▸ DATA EXTRACT:
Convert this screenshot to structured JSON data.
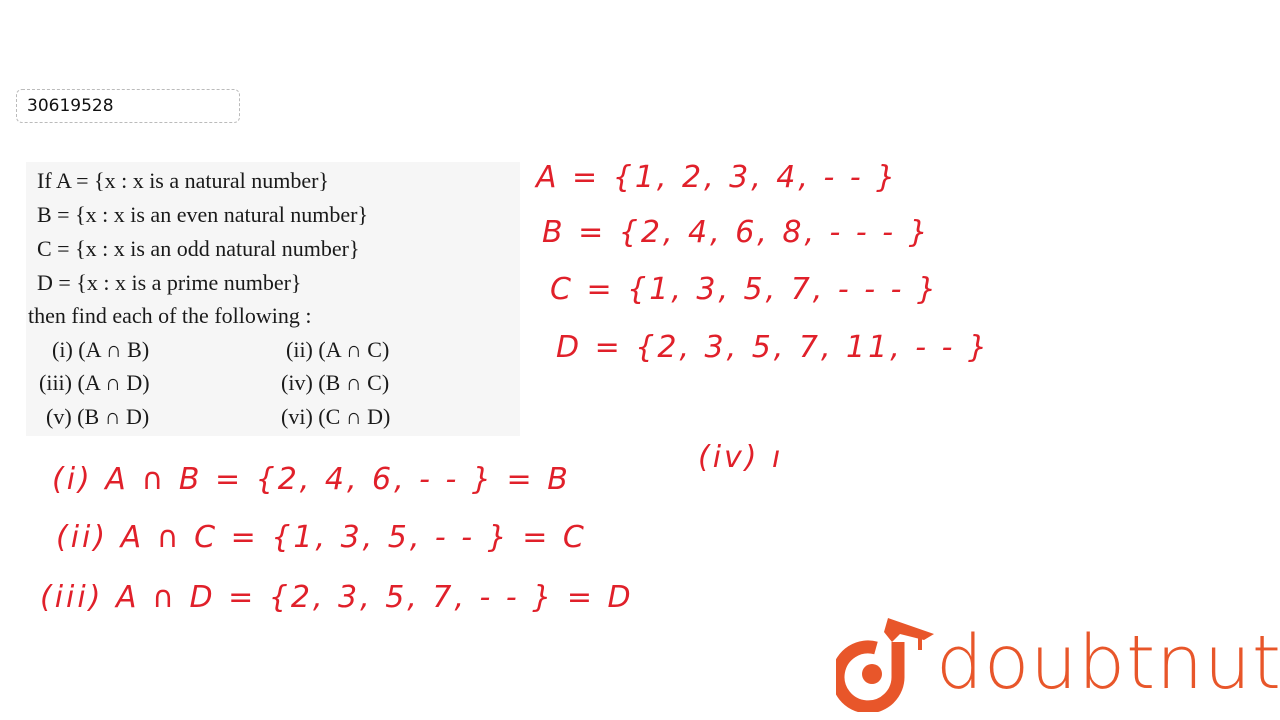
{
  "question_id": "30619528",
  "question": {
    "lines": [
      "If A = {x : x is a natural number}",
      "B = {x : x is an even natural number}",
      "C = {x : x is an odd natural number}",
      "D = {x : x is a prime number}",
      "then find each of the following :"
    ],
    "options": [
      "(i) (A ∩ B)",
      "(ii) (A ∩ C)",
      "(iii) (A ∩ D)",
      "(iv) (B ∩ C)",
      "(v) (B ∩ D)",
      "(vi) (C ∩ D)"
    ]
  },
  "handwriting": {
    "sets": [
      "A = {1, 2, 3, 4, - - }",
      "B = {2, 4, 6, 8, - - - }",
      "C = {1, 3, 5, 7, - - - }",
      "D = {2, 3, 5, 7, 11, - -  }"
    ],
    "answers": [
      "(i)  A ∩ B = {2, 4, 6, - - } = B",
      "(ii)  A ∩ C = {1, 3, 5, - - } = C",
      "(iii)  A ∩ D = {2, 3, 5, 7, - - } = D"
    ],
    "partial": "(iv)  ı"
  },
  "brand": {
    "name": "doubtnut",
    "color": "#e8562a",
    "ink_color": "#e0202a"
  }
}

--

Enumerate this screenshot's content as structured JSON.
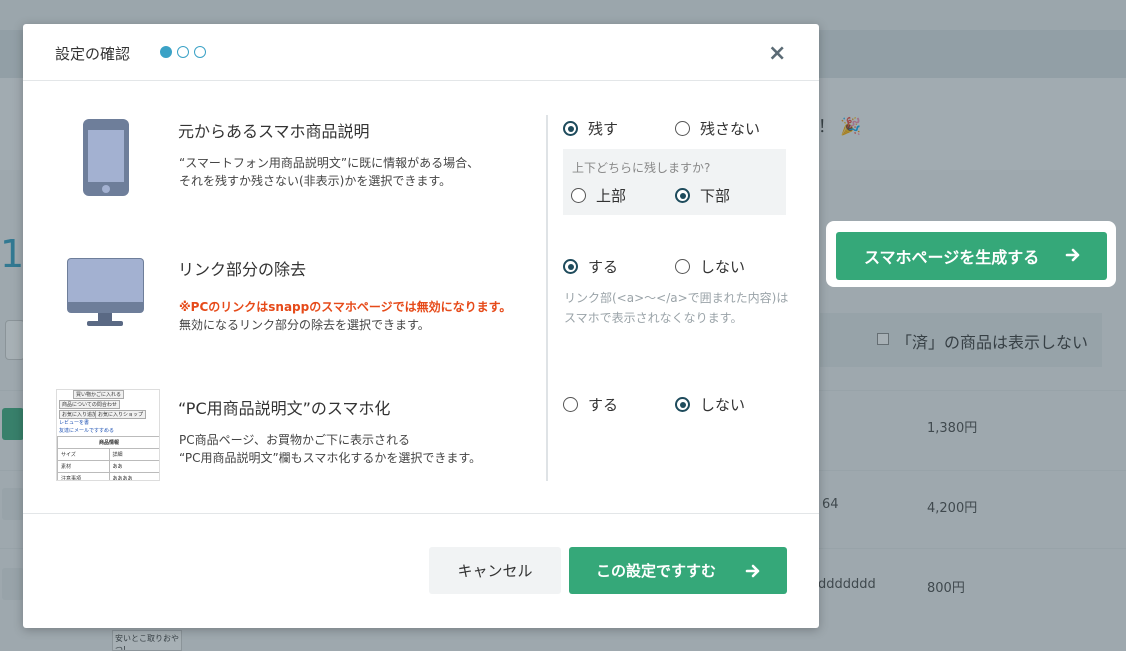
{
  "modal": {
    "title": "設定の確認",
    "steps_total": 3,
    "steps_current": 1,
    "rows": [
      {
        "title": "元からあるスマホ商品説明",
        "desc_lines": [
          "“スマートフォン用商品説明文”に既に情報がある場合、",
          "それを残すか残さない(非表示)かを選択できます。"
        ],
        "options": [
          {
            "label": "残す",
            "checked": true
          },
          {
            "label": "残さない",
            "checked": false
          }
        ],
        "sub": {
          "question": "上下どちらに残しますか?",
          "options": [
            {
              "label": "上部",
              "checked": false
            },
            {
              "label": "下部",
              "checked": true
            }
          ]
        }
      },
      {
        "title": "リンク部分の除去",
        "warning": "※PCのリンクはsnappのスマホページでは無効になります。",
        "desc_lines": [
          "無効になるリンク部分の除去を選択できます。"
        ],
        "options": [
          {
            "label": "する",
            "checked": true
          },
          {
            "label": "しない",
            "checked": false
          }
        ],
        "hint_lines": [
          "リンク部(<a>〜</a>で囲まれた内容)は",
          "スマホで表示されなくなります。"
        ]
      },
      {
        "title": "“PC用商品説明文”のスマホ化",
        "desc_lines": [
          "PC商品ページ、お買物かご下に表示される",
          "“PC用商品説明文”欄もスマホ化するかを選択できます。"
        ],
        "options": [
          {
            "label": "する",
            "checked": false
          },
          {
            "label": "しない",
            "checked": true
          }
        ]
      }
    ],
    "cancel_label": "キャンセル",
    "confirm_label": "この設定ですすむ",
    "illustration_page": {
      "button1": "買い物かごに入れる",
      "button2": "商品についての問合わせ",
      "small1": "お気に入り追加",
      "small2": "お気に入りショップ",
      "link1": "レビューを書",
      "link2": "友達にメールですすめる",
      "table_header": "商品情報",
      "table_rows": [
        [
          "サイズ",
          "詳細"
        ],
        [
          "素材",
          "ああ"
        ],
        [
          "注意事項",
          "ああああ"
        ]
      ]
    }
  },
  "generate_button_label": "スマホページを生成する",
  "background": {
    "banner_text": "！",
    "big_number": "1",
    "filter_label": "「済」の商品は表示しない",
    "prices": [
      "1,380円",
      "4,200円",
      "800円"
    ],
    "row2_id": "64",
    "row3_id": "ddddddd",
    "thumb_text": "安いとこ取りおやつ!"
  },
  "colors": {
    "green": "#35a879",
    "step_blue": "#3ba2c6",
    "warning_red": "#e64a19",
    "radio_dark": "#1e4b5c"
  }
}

▸ EXERCISE TASK:
Copy every line of the listing that contains the word "title".

▸ RESULT BELOW:
    "title": "設定の確認",
        "title": "元からあるスマホ商品説明",
        "title": "リンク部分の除去",
        "title": "“PC用商品説明文”のスマホ化",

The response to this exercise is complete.